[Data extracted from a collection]
>> Begin

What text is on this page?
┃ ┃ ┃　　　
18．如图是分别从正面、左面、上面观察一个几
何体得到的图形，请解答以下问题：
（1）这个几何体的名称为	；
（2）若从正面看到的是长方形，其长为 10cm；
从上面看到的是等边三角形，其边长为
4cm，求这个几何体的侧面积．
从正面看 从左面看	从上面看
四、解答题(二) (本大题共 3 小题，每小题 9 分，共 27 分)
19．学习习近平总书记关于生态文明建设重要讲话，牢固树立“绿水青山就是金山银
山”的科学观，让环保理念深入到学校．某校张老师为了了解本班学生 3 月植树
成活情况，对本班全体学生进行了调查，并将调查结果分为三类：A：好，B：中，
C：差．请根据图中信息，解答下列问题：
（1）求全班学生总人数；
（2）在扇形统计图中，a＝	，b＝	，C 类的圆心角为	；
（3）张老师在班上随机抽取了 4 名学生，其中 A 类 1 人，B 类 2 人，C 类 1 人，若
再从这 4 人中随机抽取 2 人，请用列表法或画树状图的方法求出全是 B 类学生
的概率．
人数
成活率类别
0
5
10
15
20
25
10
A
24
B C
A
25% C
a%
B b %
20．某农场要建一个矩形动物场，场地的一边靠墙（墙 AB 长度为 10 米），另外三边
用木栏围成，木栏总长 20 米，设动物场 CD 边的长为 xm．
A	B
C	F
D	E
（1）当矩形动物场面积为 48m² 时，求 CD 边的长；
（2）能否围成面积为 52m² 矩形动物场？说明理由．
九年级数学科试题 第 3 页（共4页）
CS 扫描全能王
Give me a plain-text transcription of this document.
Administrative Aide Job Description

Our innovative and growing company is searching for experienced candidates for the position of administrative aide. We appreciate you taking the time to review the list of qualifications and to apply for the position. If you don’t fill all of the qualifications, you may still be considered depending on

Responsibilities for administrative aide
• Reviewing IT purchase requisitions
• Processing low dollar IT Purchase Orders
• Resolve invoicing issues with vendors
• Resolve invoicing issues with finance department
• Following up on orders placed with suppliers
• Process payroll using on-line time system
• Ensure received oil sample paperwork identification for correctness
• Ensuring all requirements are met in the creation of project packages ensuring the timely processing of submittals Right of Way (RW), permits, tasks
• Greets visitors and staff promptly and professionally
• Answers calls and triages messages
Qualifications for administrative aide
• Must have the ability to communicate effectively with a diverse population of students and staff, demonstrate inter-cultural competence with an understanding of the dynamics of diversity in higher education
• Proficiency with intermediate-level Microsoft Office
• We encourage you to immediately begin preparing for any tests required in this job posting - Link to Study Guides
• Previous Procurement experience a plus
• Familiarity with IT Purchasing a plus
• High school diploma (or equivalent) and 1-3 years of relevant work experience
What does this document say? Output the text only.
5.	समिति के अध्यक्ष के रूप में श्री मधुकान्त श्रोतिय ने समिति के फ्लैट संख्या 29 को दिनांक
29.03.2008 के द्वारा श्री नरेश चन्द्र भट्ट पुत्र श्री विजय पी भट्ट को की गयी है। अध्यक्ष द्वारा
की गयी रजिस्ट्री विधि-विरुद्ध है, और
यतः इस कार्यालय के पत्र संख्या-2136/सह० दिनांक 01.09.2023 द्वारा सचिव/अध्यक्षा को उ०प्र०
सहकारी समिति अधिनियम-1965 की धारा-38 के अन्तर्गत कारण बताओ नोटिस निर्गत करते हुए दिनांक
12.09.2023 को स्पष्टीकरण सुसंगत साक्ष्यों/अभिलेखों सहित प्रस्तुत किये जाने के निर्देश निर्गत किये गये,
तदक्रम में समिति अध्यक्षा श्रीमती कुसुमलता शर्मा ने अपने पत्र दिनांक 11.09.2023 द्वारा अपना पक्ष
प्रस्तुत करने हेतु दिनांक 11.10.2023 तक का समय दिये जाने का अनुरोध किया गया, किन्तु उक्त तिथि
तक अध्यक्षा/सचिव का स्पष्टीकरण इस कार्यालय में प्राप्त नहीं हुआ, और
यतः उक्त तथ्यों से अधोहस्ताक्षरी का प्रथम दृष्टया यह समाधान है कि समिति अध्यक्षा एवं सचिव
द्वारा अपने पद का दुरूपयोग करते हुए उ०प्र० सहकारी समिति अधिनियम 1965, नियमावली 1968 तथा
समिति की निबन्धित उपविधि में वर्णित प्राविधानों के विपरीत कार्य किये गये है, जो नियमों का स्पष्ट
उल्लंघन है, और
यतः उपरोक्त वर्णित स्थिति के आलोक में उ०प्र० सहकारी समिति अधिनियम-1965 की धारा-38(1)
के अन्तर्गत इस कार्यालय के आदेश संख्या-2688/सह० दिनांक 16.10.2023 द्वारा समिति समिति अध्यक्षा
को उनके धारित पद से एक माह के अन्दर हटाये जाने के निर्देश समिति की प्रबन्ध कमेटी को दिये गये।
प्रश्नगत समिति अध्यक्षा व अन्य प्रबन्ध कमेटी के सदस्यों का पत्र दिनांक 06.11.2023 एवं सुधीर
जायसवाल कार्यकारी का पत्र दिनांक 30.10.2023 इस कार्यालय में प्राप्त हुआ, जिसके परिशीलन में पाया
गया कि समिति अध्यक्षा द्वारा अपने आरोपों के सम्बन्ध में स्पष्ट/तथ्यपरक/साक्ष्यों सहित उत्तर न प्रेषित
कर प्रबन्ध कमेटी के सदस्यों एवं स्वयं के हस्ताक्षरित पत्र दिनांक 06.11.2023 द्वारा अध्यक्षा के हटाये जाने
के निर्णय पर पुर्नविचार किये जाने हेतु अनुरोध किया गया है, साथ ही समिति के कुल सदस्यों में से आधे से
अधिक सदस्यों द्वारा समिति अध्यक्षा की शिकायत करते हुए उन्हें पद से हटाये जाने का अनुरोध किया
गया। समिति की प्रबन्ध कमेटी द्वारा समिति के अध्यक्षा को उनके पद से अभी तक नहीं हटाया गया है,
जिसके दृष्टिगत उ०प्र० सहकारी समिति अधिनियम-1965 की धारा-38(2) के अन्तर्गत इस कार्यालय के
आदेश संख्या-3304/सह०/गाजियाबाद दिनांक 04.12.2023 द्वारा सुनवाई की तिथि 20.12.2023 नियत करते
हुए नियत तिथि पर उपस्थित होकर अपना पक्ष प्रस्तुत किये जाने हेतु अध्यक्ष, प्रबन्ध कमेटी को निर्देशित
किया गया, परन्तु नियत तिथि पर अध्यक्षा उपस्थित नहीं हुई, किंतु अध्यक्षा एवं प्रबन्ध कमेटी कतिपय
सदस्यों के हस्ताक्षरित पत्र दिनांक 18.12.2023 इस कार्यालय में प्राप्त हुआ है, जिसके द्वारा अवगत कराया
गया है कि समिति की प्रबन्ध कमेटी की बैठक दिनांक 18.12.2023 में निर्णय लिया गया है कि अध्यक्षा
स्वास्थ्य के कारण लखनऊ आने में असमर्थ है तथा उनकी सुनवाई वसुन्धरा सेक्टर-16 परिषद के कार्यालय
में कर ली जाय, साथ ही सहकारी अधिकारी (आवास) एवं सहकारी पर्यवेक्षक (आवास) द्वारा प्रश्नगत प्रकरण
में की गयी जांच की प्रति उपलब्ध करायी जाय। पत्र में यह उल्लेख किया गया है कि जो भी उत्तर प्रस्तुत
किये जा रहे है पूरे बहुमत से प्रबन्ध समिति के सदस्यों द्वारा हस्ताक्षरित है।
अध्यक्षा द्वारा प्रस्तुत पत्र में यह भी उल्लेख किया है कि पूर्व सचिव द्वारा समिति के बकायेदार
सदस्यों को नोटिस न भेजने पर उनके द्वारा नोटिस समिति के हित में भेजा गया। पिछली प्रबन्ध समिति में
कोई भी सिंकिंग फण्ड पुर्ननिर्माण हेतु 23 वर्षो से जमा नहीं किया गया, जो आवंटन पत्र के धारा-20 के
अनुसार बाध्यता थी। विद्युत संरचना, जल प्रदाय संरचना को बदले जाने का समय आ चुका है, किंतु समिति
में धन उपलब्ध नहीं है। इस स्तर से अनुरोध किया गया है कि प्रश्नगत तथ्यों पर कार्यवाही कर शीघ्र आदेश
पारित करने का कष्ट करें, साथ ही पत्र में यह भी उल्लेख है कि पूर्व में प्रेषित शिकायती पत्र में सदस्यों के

>> End

■ Short problem
Go through the listing above and return every line where the word "text" occurs.

■ Task response
What text is on this page?
Give me a plain-text transcription of this document.
What does this document say? Output the text only.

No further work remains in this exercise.